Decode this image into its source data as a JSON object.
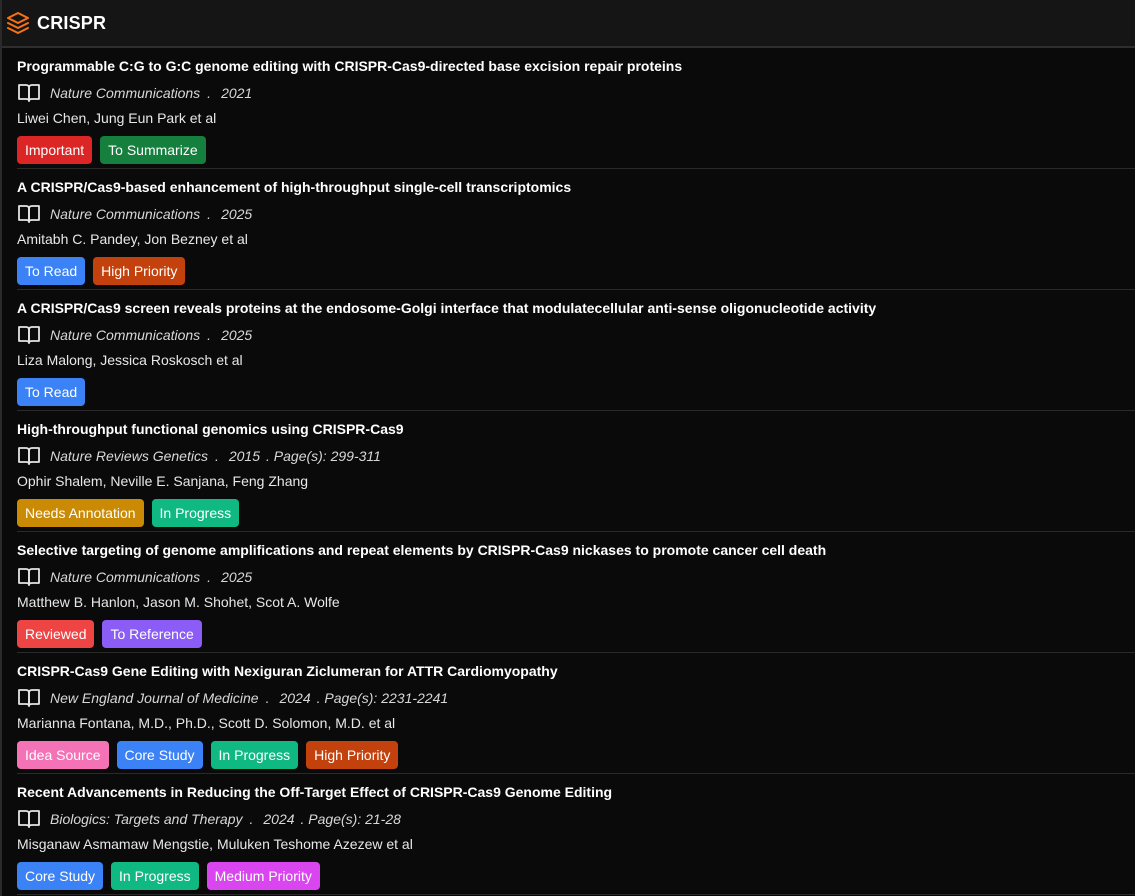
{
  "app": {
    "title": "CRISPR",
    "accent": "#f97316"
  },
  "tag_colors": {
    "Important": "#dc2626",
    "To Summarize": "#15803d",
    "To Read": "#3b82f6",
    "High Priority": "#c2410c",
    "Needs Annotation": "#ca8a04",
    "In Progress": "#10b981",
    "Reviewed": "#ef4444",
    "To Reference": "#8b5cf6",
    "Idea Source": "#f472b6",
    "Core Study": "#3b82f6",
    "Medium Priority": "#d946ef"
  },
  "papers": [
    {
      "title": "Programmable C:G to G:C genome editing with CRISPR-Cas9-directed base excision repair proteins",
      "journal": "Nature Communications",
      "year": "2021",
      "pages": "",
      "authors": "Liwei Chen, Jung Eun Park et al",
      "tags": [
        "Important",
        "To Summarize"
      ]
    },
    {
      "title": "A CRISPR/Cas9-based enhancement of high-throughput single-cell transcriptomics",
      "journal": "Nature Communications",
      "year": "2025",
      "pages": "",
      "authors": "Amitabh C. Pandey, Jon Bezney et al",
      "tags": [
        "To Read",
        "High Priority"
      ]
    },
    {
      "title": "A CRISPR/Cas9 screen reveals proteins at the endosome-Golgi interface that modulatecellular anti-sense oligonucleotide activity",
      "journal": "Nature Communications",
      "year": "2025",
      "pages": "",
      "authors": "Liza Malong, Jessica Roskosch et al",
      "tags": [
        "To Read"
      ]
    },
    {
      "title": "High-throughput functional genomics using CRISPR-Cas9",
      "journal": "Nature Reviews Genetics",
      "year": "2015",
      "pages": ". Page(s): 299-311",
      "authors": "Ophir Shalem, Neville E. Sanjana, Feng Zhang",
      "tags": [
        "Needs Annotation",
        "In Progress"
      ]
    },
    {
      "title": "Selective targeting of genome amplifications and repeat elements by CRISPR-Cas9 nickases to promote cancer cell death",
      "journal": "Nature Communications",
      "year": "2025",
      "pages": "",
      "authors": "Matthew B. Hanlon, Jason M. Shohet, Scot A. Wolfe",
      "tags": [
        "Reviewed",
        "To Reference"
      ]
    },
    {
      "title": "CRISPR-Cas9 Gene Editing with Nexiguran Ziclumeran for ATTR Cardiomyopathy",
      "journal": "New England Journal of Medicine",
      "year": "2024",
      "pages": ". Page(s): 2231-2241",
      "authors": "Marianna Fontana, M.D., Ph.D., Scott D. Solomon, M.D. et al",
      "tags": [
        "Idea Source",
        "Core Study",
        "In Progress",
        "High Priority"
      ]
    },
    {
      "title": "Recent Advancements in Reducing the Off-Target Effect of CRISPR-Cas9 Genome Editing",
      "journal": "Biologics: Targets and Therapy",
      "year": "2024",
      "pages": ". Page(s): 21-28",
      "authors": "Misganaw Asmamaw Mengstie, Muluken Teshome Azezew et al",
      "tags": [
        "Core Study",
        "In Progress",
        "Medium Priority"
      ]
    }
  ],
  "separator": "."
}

----------------

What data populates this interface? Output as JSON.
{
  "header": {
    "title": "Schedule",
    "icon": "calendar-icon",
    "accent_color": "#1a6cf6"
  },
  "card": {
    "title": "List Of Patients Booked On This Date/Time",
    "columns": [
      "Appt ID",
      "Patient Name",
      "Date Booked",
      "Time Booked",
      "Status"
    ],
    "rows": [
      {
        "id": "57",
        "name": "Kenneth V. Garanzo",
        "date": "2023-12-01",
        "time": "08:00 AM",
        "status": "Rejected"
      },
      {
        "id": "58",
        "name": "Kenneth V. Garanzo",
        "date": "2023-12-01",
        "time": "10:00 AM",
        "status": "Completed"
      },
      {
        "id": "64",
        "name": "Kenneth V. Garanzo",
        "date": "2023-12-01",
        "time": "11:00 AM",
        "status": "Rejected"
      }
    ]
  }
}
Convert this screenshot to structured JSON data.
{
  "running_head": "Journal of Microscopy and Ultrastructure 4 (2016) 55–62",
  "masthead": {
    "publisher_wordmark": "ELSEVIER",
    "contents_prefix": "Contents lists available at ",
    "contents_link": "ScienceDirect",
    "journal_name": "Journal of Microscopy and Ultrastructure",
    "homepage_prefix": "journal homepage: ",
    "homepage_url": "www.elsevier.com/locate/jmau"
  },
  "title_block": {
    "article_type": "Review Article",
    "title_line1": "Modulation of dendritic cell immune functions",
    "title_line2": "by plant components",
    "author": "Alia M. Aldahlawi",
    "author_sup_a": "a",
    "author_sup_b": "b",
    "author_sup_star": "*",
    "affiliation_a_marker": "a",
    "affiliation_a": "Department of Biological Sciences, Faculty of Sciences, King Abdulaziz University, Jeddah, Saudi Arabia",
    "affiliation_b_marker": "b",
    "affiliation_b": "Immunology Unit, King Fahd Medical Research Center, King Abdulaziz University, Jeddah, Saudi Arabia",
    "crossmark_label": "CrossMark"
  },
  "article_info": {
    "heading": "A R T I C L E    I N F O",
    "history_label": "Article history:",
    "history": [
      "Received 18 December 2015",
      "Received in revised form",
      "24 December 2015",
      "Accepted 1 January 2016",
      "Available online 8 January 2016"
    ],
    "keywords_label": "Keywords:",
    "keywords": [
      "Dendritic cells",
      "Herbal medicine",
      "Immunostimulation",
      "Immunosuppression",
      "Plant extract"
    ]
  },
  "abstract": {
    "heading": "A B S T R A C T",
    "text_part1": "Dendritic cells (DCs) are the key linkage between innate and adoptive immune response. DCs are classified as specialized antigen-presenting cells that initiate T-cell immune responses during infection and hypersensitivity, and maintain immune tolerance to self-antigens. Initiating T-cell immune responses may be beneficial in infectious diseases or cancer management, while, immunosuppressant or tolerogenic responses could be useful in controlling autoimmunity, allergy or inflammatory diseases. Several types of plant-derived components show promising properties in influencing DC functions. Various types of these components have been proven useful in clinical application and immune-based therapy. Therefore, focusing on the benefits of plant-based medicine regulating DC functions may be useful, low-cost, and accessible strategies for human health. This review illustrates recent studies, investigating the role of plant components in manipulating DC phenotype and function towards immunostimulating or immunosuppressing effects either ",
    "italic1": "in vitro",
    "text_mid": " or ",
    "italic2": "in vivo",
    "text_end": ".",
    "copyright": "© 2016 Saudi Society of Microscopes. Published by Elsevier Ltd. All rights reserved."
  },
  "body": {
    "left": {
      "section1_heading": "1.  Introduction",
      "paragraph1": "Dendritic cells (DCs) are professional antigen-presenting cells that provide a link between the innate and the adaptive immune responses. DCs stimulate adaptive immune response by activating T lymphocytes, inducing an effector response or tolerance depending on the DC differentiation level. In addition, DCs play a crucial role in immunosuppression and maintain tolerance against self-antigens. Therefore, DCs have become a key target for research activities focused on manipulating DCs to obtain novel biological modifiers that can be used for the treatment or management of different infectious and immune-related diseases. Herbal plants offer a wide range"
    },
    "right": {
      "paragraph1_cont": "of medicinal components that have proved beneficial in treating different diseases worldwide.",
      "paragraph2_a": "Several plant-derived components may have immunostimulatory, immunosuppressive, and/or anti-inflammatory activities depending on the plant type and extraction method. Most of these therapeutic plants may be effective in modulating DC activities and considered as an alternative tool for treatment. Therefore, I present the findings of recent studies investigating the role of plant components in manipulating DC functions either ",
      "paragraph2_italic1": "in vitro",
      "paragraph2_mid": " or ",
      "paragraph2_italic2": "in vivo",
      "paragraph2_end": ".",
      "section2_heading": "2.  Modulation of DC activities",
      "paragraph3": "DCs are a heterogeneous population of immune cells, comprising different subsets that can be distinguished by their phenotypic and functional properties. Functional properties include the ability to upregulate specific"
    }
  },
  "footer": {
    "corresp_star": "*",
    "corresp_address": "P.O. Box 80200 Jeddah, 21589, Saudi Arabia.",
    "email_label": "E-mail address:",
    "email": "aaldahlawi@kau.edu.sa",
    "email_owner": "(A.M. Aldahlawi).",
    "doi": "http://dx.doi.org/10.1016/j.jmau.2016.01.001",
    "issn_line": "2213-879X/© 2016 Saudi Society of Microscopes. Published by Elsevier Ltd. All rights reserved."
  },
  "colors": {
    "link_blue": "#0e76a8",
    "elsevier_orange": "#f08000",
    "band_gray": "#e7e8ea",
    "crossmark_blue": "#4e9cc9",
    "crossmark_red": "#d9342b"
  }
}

----------------

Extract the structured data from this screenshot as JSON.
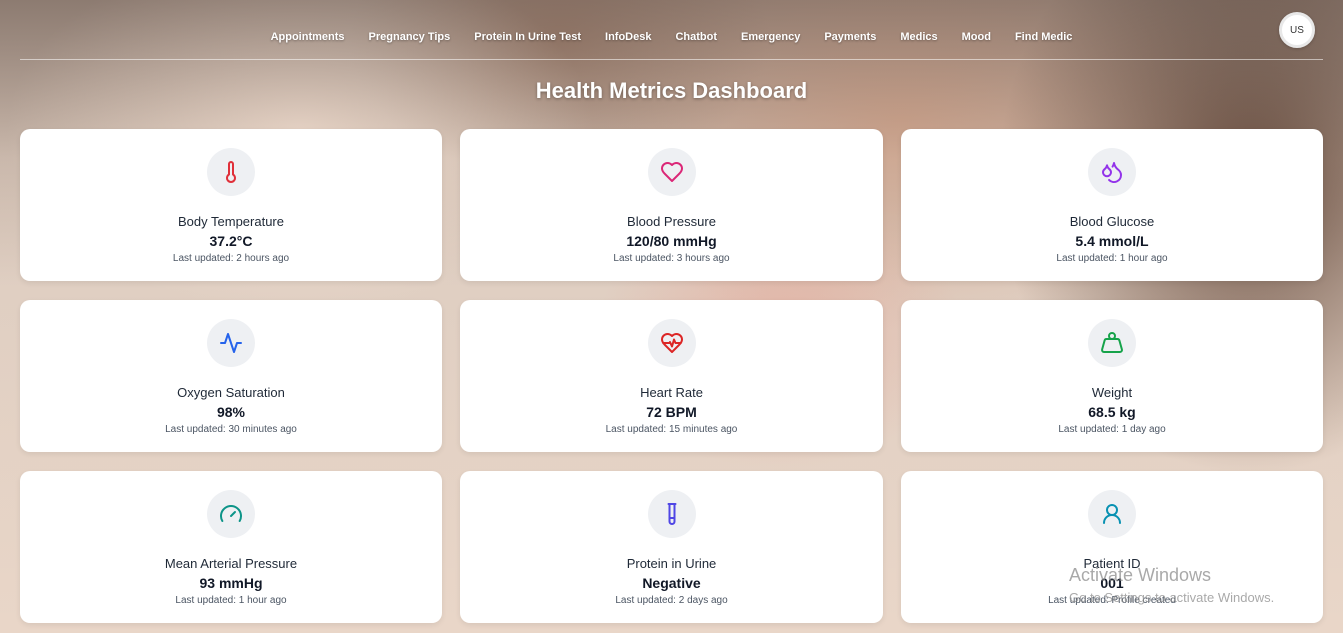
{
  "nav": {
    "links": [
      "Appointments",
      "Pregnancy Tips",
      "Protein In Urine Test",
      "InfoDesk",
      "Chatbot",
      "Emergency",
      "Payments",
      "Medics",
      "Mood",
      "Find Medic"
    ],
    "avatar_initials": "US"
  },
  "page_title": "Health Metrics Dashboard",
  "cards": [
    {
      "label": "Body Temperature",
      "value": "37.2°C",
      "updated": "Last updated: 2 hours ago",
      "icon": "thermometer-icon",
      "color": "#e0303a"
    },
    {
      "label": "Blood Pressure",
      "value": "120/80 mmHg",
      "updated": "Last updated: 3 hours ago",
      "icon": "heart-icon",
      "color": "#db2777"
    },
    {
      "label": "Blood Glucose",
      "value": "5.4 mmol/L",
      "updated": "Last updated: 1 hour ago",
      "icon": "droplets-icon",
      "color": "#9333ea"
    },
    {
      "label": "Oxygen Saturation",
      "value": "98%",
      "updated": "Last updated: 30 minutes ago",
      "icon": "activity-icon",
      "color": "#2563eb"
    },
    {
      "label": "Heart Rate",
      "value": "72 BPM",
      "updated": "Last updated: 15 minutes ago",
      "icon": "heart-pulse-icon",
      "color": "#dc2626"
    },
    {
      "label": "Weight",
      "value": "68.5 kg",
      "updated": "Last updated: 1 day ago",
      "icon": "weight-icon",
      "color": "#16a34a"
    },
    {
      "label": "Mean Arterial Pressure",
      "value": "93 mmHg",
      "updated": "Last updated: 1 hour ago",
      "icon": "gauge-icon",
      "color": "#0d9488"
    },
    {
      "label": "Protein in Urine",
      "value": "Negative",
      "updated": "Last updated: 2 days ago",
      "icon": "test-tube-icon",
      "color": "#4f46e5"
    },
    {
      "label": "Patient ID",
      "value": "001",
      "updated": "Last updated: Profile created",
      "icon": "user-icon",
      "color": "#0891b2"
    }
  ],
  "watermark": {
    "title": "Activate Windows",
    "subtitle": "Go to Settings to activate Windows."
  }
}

----------------

§ EXERCISE PROMPT: Search the listing for "Received" and show every line where it occurs.

§ SOLUTION TO THIS EXERCISE:
      "Received 18 December 2015",
      "Received in revised form",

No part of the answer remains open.